**EXERCISE DESCRIPTION:** Where a line in the records below contains the string "alemana", tally it; give only the final number.

------------------------

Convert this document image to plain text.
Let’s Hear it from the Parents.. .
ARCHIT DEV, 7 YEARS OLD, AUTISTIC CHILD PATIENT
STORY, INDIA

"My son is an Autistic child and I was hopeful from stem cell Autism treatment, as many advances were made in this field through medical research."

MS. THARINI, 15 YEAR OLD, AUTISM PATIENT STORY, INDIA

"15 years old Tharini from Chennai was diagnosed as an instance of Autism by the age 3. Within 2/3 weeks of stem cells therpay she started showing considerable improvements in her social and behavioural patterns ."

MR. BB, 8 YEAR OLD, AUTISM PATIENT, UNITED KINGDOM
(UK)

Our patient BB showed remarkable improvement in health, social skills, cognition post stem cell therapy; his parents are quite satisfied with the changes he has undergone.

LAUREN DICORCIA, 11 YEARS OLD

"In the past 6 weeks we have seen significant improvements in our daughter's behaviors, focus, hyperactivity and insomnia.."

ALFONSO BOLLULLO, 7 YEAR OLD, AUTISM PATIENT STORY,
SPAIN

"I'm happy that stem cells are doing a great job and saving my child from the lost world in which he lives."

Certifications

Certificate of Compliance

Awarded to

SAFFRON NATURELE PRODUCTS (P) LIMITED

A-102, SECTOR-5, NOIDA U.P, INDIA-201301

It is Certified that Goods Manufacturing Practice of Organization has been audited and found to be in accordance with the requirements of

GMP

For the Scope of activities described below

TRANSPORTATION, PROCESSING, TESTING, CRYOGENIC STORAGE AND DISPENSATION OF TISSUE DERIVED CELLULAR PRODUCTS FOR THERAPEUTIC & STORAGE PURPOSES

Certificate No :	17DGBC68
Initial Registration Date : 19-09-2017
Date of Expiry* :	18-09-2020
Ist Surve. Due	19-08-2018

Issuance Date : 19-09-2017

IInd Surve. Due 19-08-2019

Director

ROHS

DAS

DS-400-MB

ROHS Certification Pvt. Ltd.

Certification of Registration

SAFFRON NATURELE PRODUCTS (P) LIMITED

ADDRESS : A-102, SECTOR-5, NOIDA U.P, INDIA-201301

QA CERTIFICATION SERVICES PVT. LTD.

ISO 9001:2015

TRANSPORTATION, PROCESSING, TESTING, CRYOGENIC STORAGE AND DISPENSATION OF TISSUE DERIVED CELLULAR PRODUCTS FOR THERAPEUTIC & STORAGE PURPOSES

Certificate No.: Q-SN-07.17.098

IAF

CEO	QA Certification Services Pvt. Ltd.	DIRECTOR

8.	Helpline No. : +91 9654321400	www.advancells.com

------------------------

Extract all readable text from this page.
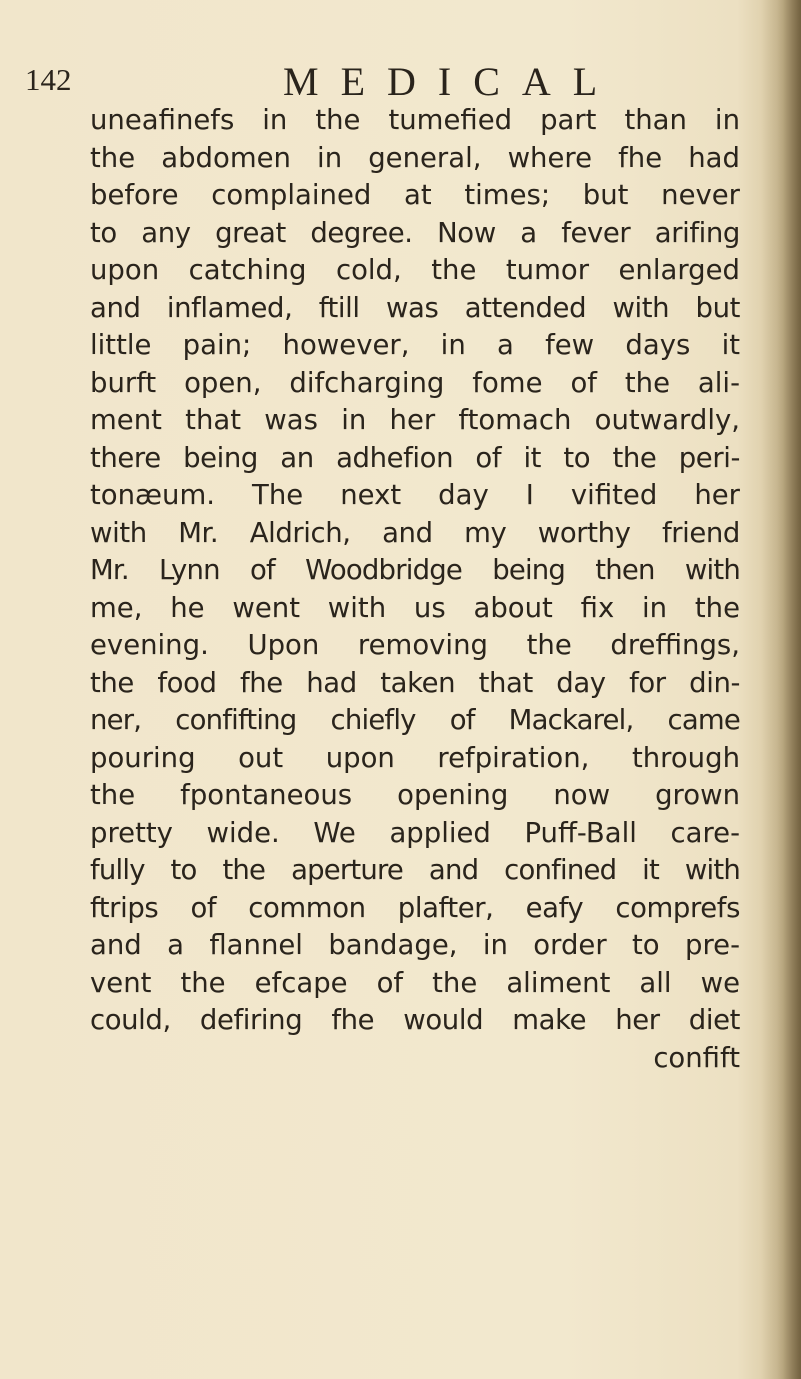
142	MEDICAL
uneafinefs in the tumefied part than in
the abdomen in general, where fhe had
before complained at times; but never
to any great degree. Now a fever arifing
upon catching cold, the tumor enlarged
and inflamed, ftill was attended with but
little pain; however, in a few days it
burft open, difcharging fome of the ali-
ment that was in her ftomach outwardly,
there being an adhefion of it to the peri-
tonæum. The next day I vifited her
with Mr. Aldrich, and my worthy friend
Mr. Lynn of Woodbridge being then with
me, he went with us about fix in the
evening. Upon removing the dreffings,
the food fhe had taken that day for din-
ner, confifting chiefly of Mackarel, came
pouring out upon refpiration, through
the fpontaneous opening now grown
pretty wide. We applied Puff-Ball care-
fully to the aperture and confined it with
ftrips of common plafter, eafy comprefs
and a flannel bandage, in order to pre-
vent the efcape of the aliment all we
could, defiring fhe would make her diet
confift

------------------------

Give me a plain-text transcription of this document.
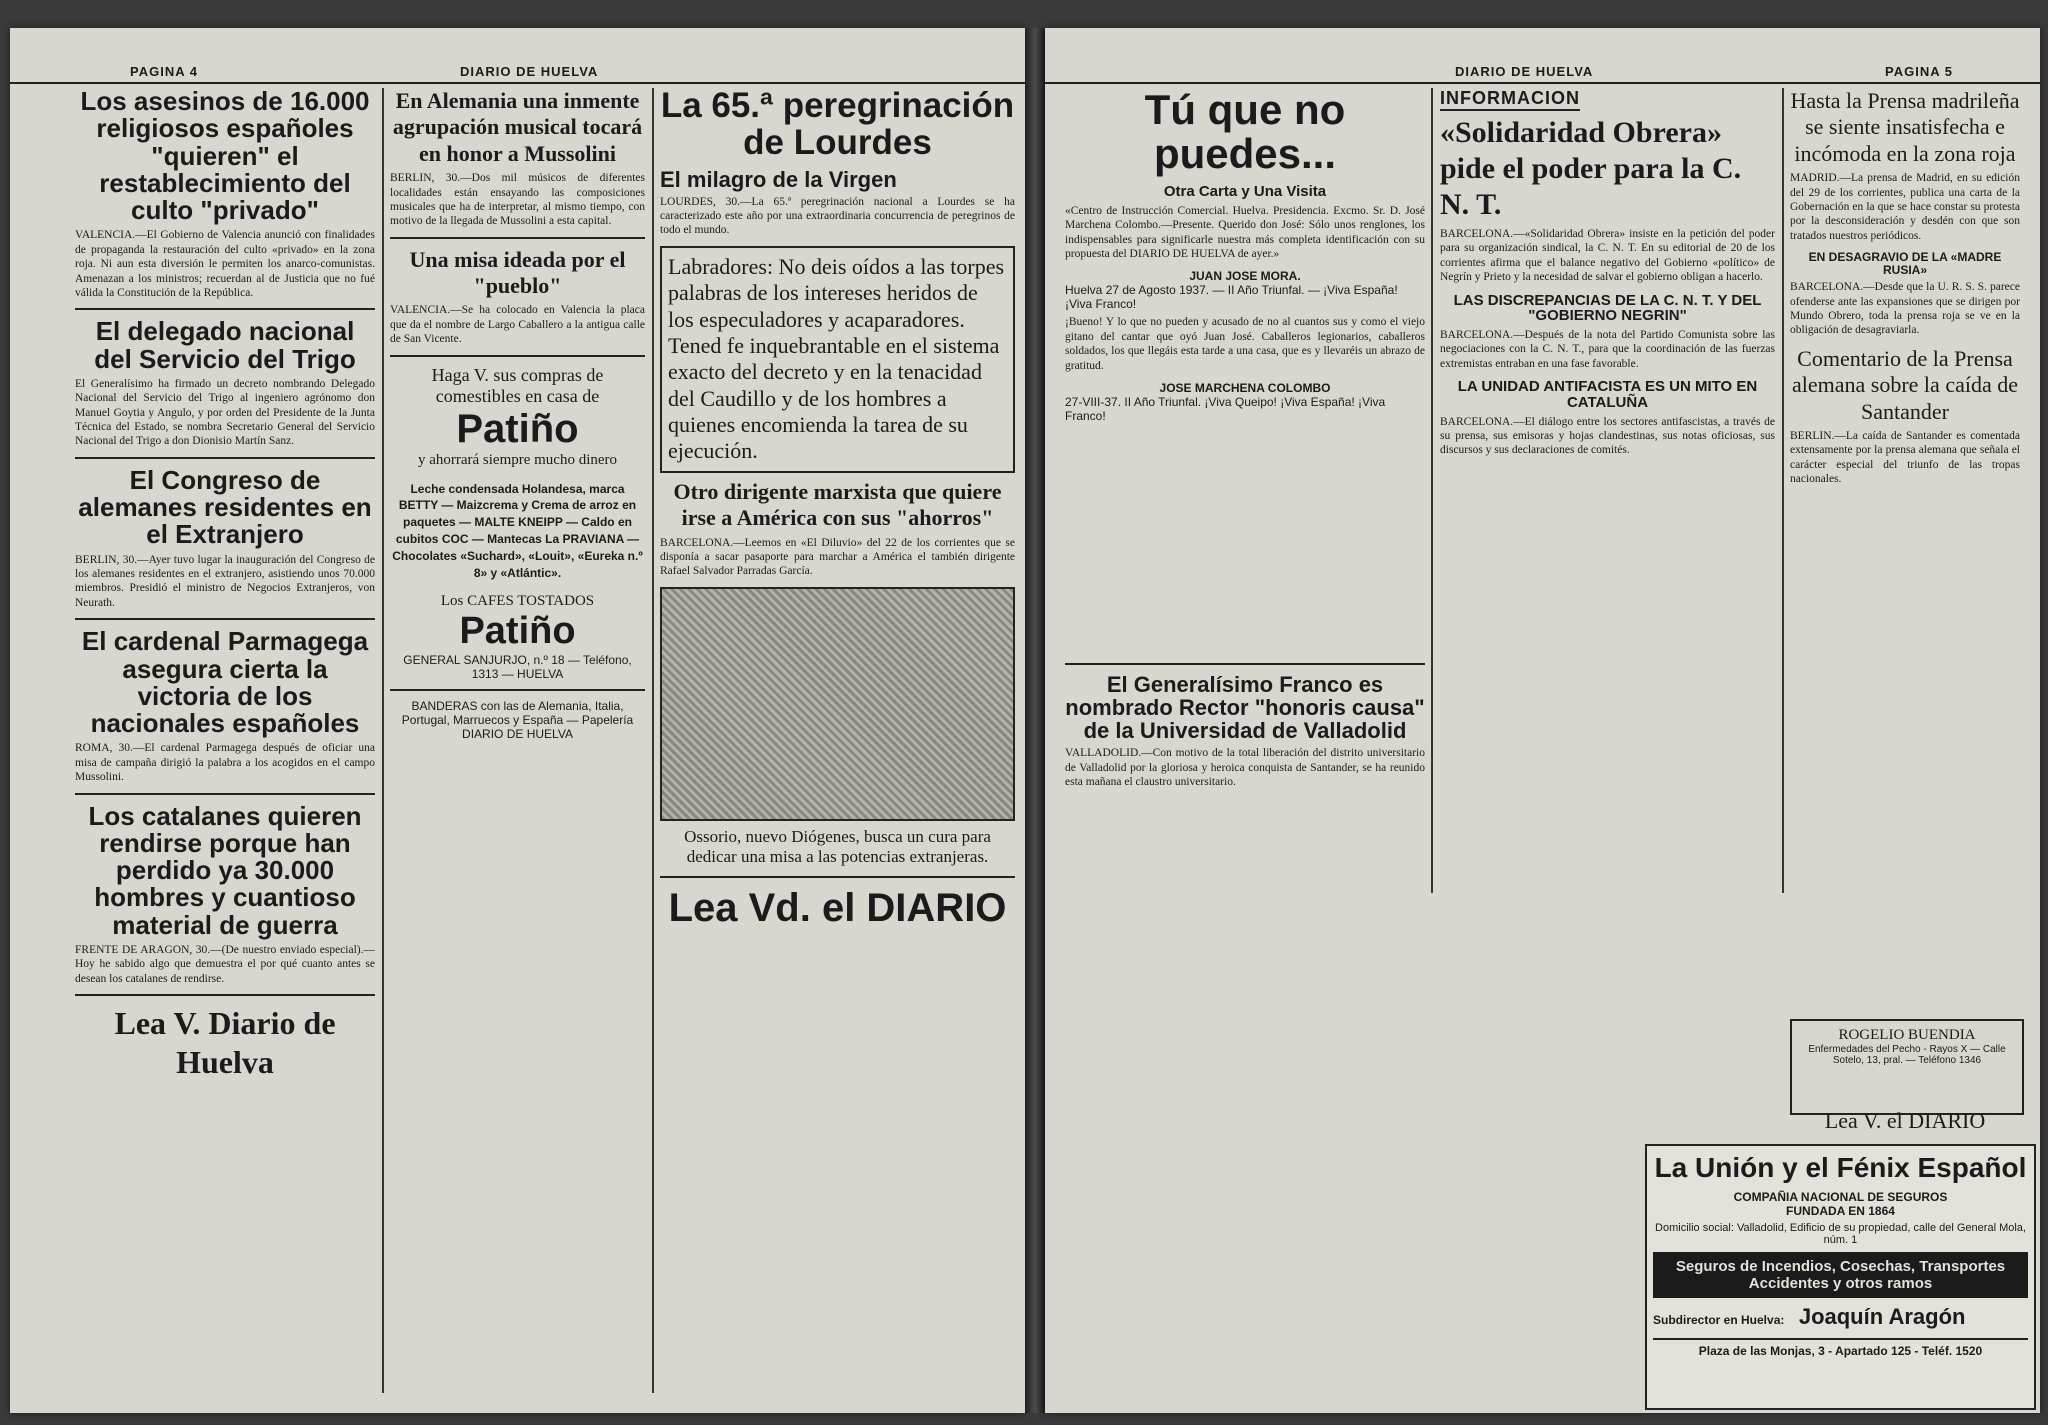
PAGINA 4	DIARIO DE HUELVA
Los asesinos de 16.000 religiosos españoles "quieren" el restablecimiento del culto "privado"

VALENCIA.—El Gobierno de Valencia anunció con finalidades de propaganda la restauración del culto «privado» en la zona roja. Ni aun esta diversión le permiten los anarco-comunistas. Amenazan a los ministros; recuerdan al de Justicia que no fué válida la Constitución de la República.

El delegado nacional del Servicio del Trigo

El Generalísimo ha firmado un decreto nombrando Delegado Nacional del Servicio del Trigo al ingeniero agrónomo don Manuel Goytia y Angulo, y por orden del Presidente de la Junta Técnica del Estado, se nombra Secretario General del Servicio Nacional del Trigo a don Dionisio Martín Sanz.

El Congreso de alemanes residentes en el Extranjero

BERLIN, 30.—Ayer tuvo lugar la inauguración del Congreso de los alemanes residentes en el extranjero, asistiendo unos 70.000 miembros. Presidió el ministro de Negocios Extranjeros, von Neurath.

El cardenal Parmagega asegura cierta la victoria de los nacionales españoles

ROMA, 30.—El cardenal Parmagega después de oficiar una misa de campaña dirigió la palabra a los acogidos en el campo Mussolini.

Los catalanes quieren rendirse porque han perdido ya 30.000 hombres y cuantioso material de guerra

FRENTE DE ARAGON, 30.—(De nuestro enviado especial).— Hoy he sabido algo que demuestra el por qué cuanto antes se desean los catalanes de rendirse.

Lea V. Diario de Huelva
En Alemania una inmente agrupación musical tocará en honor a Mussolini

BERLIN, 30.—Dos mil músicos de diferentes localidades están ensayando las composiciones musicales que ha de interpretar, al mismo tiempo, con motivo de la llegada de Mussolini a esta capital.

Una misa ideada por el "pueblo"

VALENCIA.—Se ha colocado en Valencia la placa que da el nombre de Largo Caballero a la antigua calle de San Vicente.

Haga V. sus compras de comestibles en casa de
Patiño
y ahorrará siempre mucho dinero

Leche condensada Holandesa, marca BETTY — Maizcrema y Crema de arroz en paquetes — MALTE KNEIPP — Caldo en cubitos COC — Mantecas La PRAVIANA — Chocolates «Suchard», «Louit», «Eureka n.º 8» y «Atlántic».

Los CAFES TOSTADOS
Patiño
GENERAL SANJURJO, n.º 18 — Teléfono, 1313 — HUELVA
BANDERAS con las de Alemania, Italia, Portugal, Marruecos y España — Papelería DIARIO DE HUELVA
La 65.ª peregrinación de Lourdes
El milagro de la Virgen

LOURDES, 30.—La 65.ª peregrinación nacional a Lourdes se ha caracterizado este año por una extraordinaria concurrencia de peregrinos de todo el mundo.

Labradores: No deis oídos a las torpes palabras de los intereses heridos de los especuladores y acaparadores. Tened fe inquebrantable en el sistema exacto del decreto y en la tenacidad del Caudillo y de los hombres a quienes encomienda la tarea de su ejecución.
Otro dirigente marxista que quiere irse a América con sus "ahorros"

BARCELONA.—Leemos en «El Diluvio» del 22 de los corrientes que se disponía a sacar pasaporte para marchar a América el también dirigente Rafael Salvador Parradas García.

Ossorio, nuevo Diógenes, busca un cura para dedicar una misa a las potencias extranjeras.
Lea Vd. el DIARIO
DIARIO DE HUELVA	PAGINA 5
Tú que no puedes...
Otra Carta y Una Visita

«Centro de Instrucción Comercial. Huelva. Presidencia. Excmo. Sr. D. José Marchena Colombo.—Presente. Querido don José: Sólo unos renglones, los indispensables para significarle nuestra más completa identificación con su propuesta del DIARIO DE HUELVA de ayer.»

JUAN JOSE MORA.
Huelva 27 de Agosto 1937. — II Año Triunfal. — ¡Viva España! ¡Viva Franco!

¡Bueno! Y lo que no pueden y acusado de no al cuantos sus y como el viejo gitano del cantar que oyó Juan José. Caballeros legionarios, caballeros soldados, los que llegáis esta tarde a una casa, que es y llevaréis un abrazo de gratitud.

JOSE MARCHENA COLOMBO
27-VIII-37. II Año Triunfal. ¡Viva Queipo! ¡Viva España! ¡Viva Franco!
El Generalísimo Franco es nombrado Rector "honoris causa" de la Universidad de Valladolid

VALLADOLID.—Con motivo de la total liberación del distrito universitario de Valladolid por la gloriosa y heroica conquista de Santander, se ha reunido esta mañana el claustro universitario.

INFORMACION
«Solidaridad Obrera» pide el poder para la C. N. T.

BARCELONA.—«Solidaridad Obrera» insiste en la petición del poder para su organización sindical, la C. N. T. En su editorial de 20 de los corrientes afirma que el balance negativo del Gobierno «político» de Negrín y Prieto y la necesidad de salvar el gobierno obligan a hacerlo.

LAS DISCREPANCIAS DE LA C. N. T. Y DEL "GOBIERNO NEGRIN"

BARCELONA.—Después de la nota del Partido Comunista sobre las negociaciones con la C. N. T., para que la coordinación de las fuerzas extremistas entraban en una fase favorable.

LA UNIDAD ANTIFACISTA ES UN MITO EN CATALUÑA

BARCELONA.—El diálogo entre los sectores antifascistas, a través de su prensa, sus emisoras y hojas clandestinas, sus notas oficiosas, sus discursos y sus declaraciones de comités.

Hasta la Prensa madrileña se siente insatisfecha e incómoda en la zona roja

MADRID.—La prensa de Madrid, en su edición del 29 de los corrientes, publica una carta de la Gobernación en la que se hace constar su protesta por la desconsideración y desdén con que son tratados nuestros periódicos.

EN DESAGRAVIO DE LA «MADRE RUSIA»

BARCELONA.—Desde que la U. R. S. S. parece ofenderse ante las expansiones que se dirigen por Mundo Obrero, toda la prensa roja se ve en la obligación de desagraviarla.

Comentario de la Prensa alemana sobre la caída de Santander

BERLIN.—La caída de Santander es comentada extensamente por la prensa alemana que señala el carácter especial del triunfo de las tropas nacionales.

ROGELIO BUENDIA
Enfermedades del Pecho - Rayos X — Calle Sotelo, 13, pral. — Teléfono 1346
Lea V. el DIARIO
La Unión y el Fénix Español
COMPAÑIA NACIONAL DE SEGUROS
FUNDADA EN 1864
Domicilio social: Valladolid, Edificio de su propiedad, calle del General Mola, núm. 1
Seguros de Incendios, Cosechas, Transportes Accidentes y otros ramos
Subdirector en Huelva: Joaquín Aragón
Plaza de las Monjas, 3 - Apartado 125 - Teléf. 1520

------------------------

**TASK RESPONSE:** 2